- Work to be completed: Output the data word for word, dropping every image.

Dataset rows:
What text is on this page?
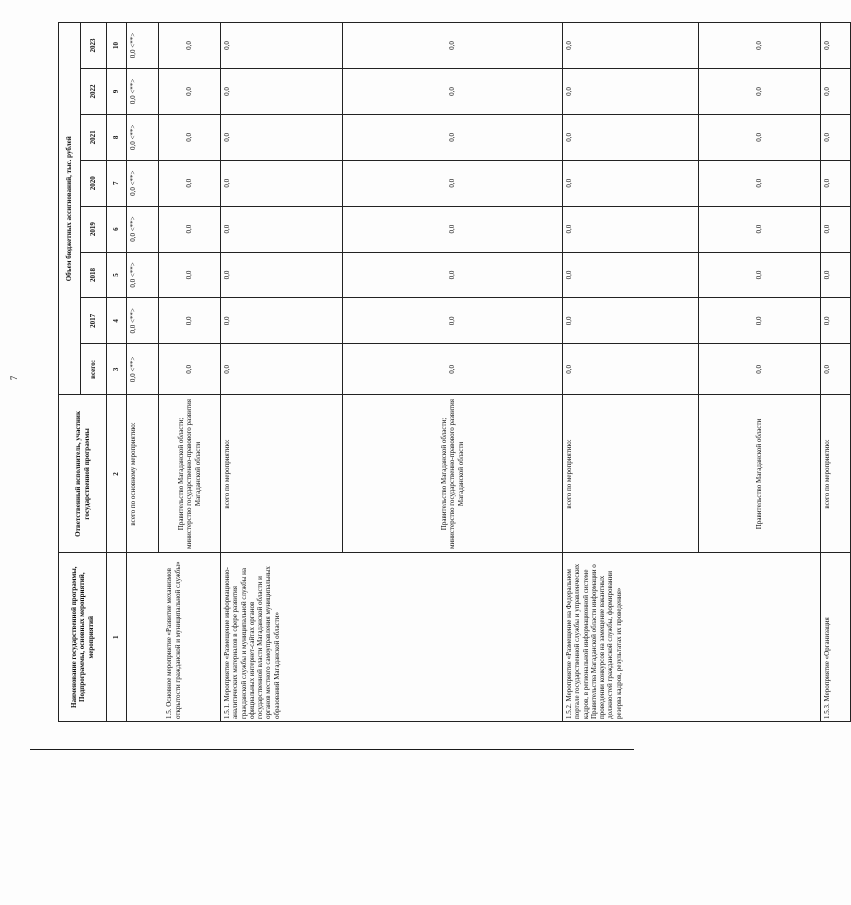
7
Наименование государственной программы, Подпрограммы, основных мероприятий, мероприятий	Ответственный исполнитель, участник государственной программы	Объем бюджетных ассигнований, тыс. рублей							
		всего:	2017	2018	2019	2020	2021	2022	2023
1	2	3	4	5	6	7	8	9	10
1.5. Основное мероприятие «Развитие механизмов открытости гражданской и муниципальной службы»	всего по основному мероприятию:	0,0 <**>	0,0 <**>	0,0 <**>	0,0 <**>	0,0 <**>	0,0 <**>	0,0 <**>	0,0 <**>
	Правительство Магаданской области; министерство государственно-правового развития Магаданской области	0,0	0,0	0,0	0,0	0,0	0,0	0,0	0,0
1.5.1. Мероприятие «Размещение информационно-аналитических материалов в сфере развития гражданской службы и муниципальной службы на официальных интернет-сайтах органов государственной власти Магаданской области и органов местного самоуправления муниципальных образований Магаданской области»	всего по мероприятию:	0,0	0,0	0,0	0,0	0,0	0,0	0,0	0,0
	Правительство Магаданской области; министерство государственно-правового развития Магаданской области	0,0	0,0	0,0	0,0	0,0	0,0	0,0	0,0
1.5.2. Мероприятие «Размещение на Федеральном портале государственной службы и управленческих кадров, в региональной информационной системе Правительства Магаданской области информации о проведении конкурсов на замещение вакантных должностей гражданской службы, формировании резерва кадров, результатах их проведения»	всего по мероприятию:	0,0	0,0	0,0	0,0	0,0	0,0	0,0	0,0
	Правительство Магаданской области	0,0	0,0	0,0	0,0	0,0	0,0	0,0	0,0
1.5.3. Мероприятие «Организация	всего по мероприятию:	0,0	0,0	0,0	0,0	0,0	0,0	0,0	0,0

- Response below:
What text is on this page?
7
Наименование государственной программы, Подпрограммы, основных мероприятий, мероприятий	Ответственный исполнитель, участник государственной программы	Объем бюджетных ассигнований, тыс. рублей							
		всего:	2017	2018	2019	2020	2021	2022	2023
1	2	3	4	5	6	7	8	9	10
1.5. Основное мероприятие «Развитие механизмов открытости гражданской и муниципальной службы»	всего по основному мероприятию:	0,0 <**>	0,0 <**>	0,0 <**>	0,0 <**>	0,0 <**>	0,0 <**>	0,0 <**>	0,0 <**>
	Правительство Магаданской области; министерство государственно-правового развития Магаданской области	0,0	0,0	0,0	0,0	0,0	0,0	0,0	0,0
1.5.1. Мероприятие «Размещение информационно-аналитических материалов в сфере развития гражданской службы и муниципальной службы на официальных интернет-сайтах органов государственной власти Магаданской области и органов местного самоуправления муниципальных образований Магаданской области»	всего по мероприятию:	0,0	0,0	0,0	0,0	0,0	0,0	0,0	0,0
	Правительство Магаданской области; министерство государственно-правового развития Магаданской области	0,0	0,0	0,0	0,0	0,0	0,0	0,0	0,0
1.5.2. Мероприятие «Размещение на Федеральном портале государственной службы и управленческих кадров, в региональной информационной системе Правительства Магаданской области информации о проведении конкурсов на замещение вакантных должностей гражданской службы, формировании резерва кадров, результатах их проведения»	всего по мероприятию:	0,0	0,0	0,0	0,0	0,0	0,0	0,0	0,0
	Правительство Магаданской области	0,0	0,0	0,0	0,0	0,0	0,0	0,0	0,0
1.5.3. Мероприятие «Организация	всего по мероприятию:	0,0	0,0	0,0	0,0	0,0	0,0	0,0	0,0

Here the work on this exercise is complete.